Isolate every line in the records below with "name" in it.

(Data records)
+++

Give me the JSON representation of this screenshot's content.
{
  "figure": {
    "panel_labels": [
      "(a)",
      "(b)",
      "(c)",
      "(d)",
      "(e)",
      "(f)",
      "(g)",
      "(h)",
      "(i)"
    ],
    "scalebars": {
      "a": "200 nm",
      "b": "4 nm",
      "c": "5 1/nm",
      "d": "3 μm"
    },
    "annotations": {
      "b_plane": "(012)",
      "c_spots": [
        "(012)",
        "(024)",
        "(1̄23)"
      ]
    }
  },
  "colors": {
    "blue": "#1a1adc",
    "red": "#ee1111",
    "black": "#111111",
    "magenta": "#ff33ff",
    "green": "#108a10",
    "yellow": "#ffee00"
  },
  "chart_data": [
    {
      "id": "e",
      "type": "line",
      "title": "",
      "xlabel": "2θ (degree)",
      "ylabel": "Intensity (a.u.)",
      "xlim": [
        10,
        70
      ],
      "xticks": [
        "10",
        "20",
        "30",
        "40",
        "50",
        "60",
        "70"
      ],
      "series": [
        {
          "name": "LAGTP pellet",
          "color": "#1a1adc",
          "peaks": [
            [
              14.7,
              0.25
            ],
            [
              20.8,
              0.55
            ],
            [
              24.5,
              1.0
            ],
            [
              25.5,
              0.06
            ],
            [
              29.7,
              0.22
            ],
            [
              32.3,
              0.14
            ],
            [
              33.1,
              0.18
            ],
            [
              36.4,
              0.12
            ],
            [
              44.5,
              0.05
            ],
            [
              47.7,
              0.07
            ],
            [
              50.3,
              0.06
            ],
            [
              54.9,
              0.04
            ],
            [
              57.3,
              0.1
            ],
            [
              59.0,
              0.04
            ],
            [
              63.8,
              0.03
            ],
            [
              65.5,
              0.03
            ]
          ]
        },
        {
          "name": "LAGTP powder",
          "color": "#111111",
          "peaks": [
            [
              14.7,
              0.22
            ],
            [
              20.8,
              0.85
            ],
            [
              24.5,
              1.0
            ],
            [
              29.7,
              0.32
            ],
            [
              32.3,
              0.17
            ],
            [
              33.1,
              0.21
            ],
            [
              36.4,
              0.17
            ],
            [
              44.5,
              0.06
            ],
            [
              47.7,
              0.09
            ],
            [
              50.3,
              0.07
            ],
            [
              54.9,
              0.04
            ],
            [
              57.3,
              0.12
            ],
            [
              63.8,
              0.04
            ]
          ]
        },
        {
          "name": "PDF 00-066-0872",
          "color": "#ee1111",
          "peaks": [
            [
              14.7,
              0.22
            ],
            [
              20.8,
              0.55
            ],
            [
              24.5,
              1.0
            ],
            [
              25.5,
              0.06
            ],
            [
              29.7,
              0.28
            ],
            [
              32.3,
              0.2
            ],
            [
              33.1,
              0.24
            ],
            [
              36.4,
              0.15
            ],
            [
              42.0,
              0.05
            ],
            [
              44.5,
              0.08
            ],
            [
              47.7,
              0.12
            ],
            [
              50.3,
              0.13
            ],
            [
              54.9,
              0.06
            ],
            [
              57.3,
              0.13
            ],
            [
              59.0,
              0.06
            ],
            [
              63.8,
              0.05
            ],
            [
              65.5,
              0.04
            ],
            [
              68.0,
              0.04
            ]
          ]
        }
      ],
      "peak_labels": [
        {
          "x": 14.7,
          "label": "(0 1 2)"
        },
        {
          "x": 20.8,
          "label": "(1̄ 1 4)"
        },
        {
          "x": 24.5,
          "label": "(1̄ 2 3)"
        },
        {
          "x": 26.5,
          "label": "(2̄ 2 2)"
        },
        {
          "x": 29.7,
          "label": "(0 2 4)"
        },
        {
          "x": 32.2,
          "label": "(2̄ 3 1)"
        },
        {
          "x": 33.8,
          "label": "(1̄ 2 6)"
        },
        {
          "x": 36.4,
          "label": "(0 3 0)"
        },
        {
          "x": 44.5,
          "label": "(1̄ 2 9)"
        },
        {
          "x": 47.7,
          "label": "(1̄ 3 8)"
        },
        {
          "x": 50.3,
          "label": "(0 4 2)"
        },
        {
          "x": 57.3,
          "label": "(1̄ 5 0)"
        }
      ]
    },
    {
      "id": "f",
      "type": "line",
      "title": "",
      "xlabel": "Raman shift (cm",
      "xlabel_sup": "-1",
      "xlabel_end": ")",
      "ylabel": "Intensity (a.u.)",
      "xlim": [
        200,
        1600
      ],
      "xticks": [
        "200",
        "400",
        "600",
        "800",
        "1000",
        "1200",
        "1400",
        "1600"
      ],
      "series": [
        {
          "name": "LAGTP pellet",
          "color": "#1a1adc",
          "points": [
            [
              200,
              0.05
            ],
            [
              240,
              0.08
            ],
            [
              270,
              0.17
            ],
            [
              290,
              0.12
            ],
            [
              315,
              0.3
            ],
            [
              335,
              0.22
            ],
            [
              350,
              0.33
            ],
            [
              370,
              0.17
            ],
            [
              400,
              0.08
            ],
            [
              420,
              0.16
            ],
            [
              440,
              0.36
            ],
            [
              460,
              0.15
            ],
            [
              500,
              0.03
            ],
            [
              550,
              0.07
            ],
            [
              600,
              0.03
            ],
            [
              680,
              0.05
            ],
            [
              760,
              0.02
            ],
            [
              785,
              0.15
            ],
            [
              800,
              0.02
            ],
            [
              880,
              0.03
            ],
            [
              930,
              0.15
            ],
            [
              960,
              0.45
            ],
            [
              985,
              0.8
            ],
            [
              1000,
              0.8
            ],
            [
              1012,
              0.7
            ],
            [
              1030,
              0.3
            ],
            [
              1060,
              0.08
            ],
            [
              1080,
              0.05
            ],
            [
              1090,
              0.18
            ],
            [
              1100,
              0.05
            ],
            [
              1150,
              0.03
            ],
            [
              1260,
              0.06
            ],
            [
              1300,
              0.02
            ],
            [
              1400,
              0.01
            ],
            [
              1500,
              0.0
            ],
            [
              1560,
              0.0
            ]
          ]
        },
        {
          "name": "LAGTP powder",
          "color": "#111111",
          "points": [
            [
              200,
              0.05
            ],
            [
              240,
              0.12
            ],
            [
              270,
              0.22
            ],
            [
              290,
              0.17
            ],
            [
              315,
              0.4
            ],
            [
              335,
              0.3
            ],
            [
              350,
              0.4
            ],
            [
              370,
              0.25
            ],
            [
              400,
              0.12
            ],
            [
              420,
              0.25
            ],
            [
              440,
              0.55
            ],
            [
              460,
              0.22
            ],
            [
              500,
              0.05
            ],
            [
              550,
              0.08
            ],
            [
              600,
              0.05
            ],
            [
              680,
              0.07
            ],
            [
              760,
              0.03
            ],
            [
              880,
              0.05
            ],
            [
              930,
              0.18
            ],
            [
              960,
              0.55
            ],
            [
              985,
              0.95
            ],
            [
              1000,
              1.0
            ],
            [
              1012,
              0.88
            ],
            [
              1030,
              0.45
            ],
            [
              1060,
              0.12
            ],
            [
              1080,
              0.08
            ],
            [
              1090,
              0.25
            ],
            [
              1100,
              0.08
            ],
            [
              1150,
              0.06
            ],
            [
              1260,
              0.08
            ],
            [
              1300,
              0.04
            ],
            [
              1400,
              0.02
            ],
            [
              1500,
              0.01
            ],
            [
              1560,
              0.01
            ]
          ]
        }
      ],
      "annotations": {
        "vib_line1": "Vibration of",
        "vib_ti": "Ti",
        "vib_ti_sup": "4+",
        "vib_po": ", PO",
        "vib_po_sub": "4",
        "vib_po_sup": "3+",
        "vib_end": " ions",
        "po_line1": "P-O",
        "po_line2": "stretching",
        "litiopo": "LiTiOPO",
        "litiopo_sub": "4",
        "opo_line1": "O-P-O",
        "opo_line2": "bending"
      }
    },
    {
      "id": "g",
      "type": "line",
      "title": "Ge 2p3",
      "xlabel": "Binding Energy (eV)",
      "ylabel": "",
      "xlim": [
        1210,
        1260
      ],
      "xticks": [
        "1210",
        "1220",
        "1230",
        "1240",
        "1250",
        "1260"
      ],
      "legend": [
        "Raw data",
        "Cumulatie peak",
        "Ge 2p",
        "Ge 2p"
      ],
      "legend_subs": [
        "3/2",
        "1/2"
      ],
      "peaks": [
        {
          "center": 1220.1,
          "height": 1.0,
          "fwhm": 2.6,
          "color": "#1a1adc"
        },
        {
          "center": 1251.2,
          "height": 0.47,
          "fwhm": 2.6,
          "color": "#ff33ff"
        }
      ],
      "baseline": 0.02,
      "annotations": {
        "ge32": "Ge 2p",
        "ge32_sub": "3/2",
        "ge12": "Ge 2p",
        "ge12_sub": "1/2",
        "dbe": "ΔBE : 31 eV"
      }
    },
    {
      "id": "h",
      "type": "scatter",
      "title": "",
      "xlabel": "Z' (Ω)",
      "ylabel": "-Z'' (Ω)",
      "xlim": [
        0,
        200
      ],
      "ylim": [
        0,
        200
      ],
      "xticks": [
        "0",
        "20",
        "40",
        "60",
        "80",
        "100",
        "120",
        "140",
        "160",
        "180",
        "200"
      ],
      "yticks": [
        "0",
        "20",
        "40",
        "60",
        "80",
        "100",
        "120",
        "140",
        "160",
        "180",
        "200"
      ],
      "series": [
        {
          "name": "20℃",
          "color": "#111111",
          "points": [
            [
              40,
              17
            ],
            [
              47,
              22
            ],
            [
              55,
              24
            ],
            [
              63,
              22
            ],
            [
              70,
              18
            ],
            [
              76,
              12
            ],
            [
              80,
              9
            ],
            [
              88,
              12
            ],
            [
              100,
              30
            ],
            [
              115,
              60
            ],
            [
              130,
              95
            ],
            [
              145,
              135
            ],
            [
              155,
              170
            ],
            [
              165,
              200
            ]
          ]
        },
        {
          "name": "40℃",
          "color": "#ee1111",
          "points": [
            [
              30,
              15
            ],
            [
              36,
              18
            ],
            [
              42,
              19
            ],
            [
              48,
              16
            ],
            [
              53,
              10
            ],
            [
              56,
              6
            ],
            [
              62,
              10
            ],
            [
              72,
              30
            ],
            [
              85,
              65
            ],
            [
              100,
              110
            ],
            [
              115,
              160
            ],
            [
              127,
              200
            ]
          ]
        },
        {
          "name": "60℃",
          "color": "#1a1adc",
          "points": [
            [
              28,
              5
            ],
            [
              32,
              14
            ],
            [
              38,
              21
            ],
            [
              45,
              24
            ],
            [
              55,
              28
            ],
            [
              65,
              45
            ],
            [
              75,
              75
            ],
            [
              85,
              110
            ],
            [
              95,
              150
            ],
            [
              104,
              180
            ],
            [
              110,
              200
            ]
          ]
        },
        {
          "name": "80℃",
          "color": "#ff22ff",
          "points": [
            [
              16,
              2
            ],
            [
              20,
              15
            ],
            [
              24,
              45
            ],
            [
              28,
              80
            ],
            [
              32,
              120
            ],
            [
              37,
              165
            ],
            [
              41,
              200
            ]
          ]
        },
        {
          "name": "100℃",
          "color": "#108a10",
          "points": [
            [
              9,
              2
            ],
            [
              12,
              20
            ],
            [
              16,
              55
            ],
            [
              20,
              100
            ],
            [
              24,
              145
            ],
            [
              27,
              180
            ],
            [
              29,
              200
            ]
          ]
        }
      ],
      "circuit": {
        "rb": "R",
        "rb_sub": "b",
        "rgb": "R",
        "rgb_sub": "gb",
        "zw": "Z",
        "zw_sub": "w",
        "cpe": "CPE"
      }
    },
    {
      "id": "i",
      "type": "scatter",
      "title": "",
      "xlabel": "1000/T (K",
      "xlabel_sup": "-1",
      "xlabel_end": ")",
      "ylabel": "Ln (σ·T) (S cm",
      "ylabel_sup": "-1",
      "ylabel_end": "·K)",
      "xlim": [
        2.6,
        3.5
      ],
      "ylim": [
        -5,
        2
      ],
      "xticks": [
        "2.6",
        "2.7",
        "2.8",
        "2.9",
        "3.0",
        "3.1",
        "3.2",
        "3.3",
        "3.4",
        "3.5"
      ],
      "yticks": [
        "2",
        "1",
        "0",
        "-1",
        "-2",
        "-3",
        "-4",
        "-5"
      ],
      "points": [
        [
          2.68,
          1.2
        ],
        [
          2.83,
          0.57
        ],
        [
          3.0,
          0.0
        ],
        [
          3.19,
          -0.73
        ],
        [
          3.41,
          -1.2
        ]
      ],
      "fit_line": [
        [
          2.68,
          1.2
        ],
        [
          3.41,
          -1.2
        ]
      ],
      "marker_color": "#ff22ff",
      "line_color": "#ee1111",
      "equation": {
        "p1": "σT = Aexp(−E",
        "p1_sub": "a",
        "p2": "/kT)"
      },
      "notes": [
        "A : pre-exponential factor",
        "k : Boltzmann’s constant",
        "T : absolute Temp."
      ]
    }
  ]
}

+++

*RESULT OF THE TASK*.
          "name": "LAGTP pellet",
          "name": "LAGTP powder",
          "name": "PDF 00-066-0872",
          "name": "LAGTP pellet",
          "name": "LAGTP powder",
          "name": "20℃",
          "name": "40℃",
          "name": "60℃",
          "name": "80℃",
          "name": "100℃",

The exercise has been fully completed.